#### ITEMS ####

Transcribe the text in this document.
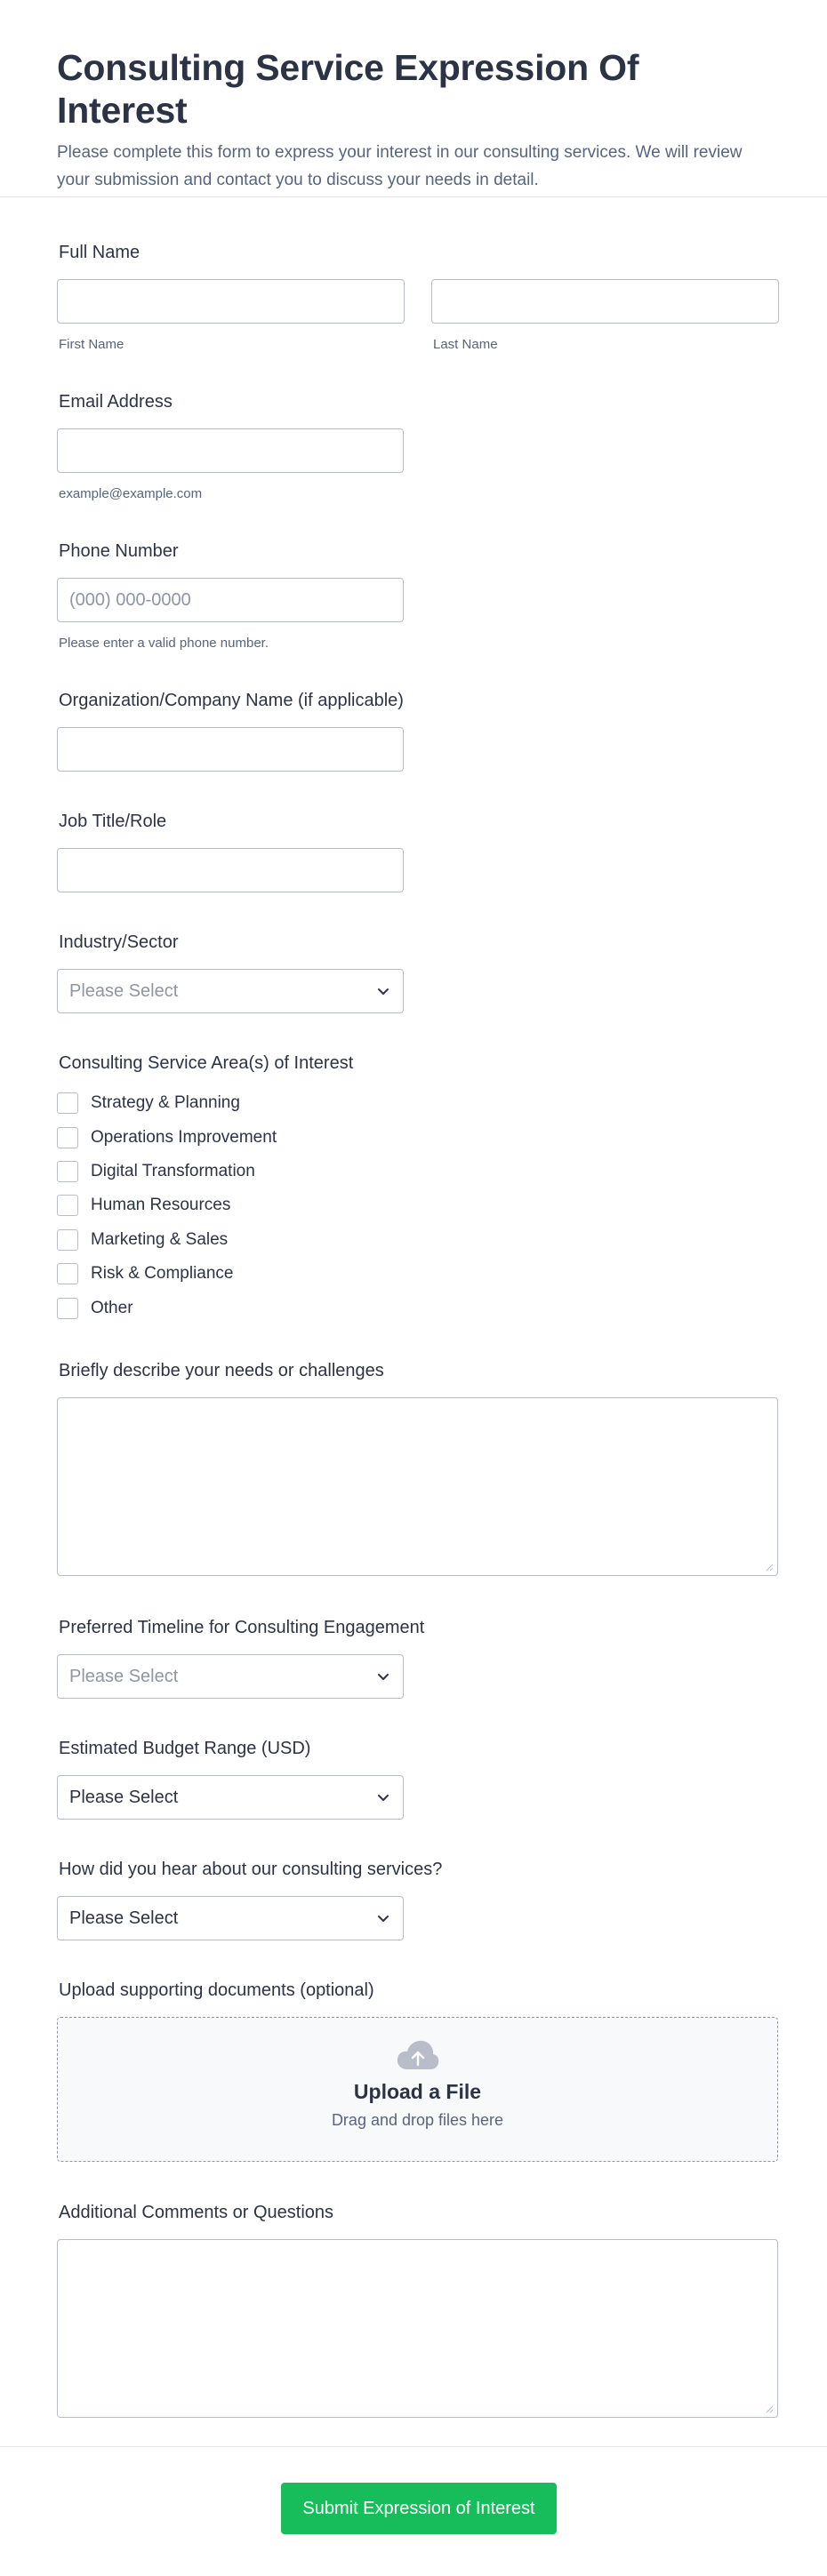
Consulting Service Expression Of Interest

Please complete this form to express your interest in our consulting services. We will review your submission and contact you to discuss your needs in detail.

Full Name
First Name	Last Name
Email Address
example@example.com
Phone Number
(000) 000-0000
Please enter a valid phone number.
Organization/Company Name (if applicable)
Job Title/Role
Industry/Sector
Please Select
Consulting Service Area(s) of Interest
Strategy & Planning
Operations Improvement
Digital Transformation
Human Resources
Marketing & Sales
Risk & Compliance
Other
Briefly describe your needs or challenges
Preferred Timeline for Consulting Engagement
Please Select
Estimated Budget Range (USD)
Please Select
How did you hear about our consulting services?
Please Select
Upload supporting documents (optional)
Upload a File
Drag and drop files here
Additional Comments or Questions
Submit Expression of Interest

####
#### ITEMS ####

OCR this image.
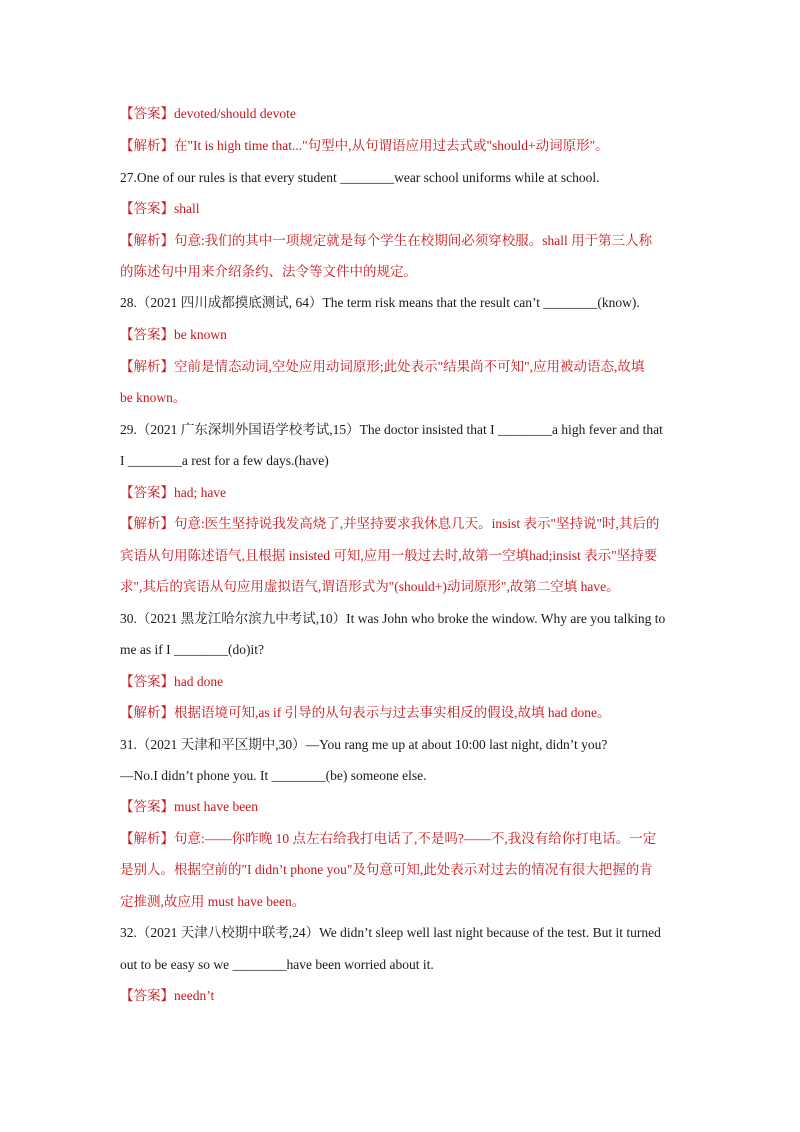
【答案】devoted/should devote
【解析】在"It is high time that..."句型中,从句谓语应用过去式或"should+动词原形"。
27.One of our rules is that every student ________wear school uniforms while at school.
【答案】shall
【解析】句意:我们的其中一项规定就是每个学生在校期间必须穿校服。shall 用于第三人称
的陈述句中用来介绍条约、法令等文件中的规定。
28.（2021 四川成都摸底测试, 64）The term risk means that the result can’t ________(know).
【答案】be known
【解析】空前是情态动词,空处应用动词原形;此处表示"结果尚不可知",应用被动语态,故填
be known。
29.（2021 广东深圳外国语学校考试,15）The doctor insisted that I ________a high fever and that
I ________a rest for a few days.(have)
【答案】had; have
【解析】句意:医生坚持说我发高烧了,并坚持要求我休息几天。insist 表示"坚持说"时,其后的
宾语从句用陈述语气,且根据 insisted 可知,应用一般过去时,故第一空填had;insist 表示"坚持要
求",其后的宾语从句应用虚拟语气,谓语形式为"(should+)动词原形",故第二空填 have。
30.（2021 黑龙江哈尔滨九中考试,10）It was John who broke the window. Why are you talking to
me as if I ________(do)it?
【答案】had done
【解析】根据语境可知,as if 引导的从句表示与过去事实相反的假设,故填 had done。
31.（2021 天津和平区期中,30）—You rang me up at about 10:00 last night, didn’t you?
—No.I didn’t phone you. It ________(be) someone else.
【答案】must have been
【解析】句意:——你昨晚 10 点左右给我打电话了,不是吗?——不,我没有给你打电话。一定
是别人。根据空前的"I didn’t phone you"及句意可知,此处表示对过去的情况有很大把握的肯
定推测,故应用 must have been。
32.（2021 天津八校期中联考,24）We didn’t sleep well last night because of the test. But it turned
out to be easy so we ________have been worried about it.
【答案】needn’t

####
#### ITEMS ####

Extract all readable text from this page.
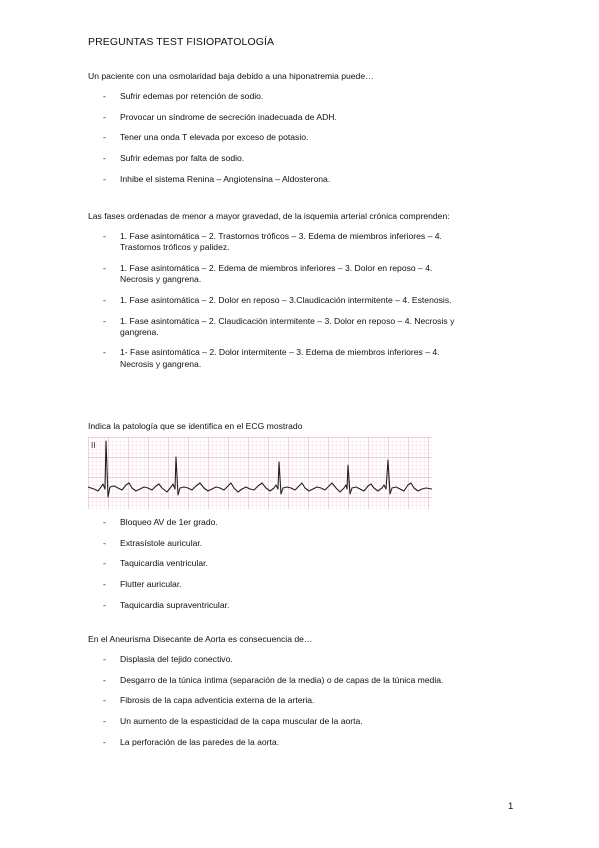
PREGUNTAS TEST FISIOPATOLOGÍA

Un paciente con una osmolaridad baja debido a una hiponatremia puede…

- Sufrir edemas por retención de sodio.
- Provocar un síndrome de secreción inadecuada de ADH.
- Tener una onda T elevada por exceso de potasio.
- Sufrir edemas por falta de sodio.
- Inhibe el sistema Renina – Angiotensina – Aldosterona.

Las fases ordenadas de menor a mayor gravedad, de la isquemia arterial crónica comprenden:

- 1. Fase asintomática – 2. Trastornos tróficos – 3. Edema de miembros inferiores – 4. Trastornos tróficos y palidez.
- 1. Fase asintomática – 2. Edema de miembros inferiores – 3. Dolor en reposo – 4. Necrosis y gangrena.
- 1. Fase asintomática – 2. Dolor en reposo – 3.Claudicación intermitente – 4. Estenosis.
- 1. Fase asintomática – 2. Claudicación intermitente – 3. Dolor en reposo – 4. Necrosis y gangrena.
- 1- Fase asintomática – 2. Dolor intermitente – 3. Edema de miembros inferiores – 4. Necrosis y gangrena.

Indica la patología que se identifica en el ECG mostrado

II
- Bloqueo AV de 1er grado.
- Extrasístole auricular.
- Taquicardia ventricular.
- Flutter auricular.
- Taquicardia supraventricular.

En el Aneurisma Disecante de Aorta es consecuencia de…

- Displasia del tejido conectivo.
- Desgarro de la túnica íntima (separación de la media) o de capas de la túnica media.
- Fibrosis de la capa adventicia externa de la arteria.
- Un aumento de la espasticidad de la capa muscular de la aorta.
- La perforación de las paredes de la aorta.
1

####

Gather each line from the listing above that holds "Taquicardia".

- Taquicardia ventricular.
- Taquicardia supraventricular.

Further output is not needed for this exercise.